== SHORT PROBLEM ==
Write out all entries word for word.

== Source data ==
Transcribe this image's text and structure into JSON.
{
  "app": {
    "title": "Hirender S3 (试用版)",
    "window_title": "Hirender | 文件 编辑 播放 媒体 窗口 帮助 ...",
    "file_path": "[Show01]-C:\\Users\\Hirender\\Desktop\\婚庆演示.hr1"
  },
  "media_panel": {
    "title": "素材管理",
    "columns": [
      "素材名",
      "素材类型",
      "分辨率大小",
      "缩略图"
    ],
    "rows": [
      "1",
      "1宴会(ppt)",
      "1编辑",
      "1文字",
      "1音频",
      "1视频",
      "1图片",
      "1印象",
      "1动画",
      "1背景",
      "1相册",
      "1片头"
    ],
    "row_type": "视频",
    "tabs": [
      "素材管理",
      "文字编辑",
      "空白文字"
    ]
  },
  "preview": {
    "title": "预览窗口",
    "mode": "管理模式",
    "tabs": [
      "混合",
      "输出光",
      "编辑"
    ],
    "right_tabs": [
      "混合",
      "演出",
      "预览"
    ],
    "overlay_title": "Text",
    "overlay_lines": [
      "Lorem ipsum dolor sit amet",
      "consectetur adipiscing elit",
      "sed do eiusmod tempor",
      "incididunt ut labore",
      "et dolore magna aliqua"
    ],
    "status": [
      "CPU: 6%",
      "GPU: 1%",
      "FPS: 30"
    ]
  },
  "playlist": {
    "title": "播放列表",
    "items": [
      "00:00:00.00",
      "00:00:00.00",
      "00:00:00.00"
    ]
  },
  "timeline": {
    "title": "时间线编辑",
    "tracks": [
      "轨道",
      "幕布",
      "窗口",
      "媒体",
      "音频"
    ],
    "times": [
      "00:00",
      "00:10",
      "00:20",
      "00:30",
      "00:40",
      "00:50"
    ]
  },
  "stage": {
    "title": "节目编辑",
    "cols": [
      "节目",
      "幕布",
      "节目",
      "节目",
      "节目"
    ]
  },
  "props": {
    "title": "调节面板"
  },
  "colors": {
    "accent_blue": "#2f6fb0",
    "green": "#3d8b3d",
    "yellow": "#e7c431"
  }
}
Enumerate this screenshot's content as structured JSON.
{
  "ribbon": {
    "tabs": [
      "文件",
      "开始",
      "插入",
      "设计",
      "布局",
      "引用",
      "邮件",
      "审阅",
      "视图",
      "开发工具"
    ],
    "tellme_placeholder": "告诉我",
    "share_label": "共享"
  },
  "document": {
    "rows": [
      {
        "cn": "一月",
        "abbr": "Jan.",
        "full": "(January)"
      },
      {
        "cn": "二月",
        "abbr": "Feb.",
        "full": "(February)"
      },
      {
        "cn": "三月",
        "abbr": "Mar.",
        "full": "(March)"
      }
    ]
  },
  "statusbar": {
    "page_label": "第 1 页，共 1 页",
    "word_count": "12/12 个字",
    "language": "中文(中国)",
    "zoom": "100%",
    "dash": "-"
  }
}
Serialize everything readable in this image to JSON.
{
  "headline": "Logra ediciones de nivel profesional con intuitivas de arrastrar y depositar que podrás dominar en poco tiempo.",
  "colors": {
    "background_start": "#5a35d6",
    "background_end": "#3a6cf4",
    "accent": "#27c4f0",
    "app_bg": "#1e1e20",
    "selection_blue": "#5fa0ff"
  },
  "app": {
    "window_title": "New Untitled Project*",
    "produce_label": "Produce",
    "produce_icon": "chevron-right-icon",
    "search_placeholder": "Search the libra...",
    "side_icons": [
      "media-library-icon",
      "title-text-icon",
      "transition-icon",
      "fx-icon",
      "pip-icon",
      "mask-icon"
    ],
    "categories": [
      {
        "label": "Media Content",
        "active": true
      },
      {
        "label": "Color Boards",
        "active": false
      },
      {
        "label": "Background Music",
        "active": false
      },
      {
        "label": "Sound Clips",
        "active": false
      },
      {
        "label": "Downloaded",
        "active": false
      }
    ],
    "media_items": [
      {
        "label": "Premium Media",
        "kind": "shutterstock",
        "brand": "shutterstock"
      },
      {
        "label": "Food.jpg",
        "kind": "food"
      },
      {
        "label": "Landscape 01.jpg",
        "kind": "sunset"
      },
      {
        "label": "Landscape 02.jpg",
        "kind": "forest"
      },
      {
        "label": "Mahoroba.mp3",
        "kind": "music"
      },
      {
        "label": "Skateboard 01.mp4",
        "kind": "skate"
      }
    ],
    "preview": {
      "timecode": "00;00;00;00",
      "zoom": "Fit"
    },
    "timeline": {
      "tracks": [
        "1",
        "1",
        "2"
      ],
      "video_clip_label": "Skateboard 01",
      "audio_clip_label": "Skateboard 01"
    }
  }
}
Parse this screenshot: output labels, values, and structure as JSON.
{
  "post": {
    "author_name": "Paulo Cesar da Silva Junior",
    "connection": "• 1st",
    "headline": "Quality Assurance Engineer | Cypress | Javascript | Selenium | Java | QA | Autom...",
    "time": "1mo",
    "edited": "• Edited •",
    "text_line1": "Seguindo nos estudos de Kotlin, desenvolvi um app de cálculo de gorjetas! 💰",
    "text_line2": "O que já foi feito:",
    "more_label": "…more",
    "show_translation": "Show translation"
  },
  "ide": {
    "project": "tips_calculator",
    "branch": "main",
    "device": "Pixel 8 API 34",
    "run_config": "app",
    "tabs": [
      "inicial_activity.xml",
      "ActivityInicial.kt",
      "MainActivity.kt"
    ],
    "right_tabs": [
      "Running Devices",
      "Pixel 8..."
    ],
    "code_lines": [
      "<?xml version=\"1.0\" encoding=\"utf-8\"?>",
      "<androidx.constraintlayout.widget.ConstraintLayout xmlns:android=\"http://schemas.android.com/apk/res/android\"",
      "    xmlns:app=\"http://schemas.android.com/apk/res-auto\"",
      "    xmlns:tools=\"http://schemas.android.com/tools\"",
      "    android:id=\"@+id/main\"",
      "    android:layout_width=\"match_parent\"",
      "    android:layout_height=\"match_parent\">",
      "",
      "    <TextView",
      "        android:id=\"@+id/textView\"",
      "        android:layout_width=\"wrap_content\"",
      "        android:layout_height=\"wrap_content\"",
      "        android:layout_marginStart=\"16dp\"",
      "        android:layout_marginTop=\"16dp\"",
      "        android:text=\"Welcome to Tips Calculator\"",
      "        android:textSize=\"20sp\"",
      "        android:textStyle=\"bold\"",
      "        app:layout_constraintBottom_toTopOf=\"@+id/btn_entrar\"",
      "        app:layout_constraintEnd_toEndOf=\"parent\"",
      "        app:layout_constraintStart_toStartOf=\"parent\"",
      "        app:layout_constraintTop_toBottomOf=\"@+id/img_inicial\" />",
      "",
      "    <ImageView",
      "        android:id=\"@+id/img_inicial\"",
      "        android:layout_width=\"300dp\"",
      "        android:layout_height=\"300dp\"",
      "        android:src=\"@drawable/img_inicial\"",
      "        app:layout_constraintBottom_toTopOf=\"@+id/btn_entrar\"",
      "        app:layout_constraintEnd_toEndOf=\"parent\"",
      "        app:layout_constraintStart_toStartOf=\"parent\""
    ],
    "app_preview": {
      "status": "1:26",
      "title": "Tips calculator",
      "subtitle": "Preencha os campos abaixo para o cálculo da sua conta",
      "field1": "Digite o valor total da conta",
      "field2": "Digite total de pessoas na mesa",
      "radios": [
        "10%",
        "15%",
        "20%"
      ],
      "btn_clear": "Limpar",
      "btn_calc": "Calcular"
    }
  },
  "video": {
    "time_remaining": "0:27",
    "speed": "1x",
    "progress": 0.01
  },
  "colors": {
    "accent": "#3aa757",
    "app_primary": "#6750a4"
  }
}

== FINAL ANSWER ==
Transcribe this image's text and structure into JSON.
{
  "app": {
    "title": "Hirender S3 (试用版)",
    "window_title": "Hirender | 文件 编辑 播放 媒体 窗口 帮助 ...",
    "file_path": "[Show01]-C:\\Users\\Hirender\\Desktop\\婚庆演示.hr1"
  },
  "media_panel": {
    "title": "素材管理",
    "columns": [
      "素材名",
      "素材类型",
      "分辨率大小",
      "缩略图"
    ],
    "rows": [
      "1",
      "1宴会(ppt)",
      "1编辑",
      "1文字",
      "1音频",
      "1视频",
      "1图片",
      "1印象",
      "1动画",
      "1背景",
      "1相册",
      "1片头"
    ],
    "row_type": "视频",
    "tabs": [
      "素材管理",
      "文字编辑",
      "空白文字"
    ]
  },
  "preview": {
    "title": "预览窗口",
    "mode": "管理模式",
    "tabs": [
      "混合",
      "输出光",
      "编辑"
    ],
    "right_tabs": [
      "混合",
      "演出",
      "预览"
    ],
    "overlay_title": "Text",
    "overlay_lines": [
      "Lorem ipsum dolor sit amet",
      "consectetur adipiscing elit",
      "sed do eiusmod tempor",
      "incididunt ut labore",
      "et dolore magna aliqua"
    ],
    "status": [
      "CPU: 6%",
      "GPU: 1%",
      "FPS: 30"
    ]
  },
  "playlist": {
    "title": "播放列表",
    "items": [
      "00:00:00.00",
      "00:00:00.00",
      "00:00:00.00"
    ]
  },
  "timeline": {
    "title": "时间线编辑",
    "tracks": [
      "轨道",
      "幕布",
      "窗口",
      "媒体",
      "音频"
    ],
    "times": [
      "00:00",
      "00:10",
      "00:20",
      "00:30",
      "00:40",
      "00:50"
    ]
  },
  "stage": {
    "title": "节目编辑",
    "cols": [
      "节目",
      "幕布",
      "节目",
      "节目",
      "节目"
    ]
  },
  "props": {
    "title": "调节面板"
  },
  "colors": {
    "accent_blue": "#2f6fb0",
    "green": "#3d8b3d",
    "yellow": "#e7c431"
  }
}
Enumerate this screenshot's content as structured JSON.
{
  "ribbon": {
    "tabs": [
      "文件",
      "开始",
      "插入",
      "设计",
      "布局",
      "引用",
      "邮件",
      "审阅",
      "视图",
      "开发工具"
    ],
    "tellme_placeholder": "告诉我",
    "share_label": "共享"
  },
  "document": {
    "rows": [
      {
        "cn": "一月",
        "abbr": "Jan.",
        "full": "(January)"
      },
      {
        "cn": "二月",
        "abbr": "Feb.",
        "full": "(February)"
      },
      {
        "cn": "三月",
        "abbr": "Mar.",
        "full": "(March)"
      }
    ]
  },
  "statusbar": {
    "page_label": "第 1 页，共 1 页",
    "word_count": "12/12 个字",
    "language": "中文(中国)",
    "zoom": "100%",
    "dash": "-"
  }
}
Serialize everything readable in this image to JSON.
{
  "headline": "Logra ediciones de nivel profesional con intuitivas de arrastrar y depositar que podrás dominar en poco tiempo.",
  "colors": {
    "background_start": "#5a35d6",
    "background_end": "#3a6cf4",
    "accent": "#27c4f0",
    "app_bg": "#1e1e20",
    "selection_blue": "#5fa0ff"
  },
  "app": {
    "window_title": "New Untitled Project*",
    "produce_label": "Produce",
    "produce_icon": "chevron-right-icon",
    "search_placeholder": "Search the libra...",
    "side_icons": [
      "media-library-icon",
      "title-text-icon",
      "transition-icon",
      "fx-icon",
      "pip-icon",
      "mask-icon"
    ],
    "categories": [
      {
        "label": "Media Content",
        "active": true
      },
      {
        "label": "Color Boards",
        "active": false
      },
      {
        "label": "Background Music",
        "active": false
      },
      {
        "label": "Sound Clips",
        "active": false
      },
      {
        "label": "Downloaded",
        "active": false
      }
    ],
    "media_items": [
      {
        "label": "Premium Media",
        "kind": "shutterstock",
        "brand": "shutterstock"
      },
      {
        "label": "Food.jpg",
        "kind": "food"
      },
      {
        "label": "Landscape 01.jpg",
        "kind": "sunset"
      },
      {
        "label": "Landscape 02.jpg",
        "kind": "forest"
      },
      {
        "label": "Mahoroba.mp3",
        "kind": "music"
      },
      {
        "label": "Skateboard 01.mp4",
        "kind": "skate"
      }
    ],
    "preview": {
      "timecode": "00;00;00;00",
      "zoom": "Fit"
    },
    "timeline": {
      "tracks": [
        "1",
        "1",
        "2"
      ],
      "video_clip_label": "Skateboard 01",
      "audio_clip_label": "Skateboard 01"
    }
  }
}
Parse this screenshot: output labels, values, and structure as JSON.
{
  "post": {
    "author_name": "Paulo Cesar da Silva Junior",
    "connection": "• 1st",
    "headline": "Quality Assurance Engineer | Cypress | Javascript | Selenium | Java | QA | Autom...",
    "time": "1mo",
    "edited": "• Edited •",
    "text_line1": "Seguindo nos estudos de Kotlin, desenvolvi um app de cálculo de gorjetas! 💰",
    "text_line2": "O que já foi feito:",
    "more_label": "…more",
    "show_translation": "Show translation"
  },
  "ide": {
    "project": "tips_calculator",
    "branch": "main",
    "device": "Pixel 8 API 34",
    "run_config": "app",
    "tabs": [
      "inicial_activity.xml",
      "ActivityInicial.kt",
      "MainActivity.kt"
    ],
    "right_tabs": [
      "Running Devices",
      "Pixel 8..."
    ],
    "code_lines": [
      "<?xml version=\"1.0\" encoding=\"utf-8\"?>",
      "<androidx.constraintlayout.widget.ConstraintLayout xmlns:android=\"http://schemas.android.com/apk/res/android\"",
      "    xmlns:app=\"http://schemas.android.com/apk/res-auto\"",
      "    xmlns:tools=\"http://schemas.android.com/tools\"",
      "    android:id=\"@+id/main\"",
      "    android:layout_width=\"match_parent\"",
      "    android:layout_height=\"match_parent\">",
      "",
      "    <TextView",
      "        android:id=\"@+id/textView\"",
      "        android:layout_width=\"wrap_content\"",
      "        android:layout_height=\"wrap_content\"",
      "        android:layout_marginStart=\"16dp\"",
      "        android:layout_marginTop=\"16dp\"",
      "        android:text=\"Welcome to Tips Calculator\"",
      "        android:textSize=\"20sp\"",
      "        android:textStyle=\"bold\"",
      "        app:layout_constraintBottom_toTopOf=\"@+id/btn_entrar\"",
      "        app:layout_constraintEnd_toEndOf=\"parent\"",
      "        app:layout_constraintStart_toStartOf=\"parent\"",
      "        app:layout_constraintTop_toBottomOf=\"@+id/img_inicial\" />",
      "",
      "    <ImageView",
      "        android:id=\"@+id/img_inicial\"",
      "        android:layout_width=\"300dp\"",
      "        android:layout_height=\"300dp\"",
      "        android:src=\"@drawable/img_inicial\"",
      "        app:layout_constraintBottom_toTopOf=\"@+id/btn_entrar\"",
      "        app:layout_constraintEnd_toEndOf=\"parent\"",
      "        app:layout_constraintStart_toStartOf=\"parent\""
    ],
    "app_preview": {
      "status": "1:26",
      "title": "Tips calculator",
      "subtitle": "Preencha os campos abaixo para o cálculo da sua conta",
      "field1": "Digite o valor total da conta",
      "field2": "Digite total de pessoas na mesa",
      "radios": [
        "10%",
        "15%",
        "20%"
      ],
      "btn_clear": "Limpar",
      "btn_calc": "Calcular"
    }
  },
  "video": {
    "time_remaining": "0:27",
    "speed": "1x",
    "progress": 0.01
  },
  "colors": {
    "accent": "#3aa757",
    "app_primary": "#6750a4"
  }
}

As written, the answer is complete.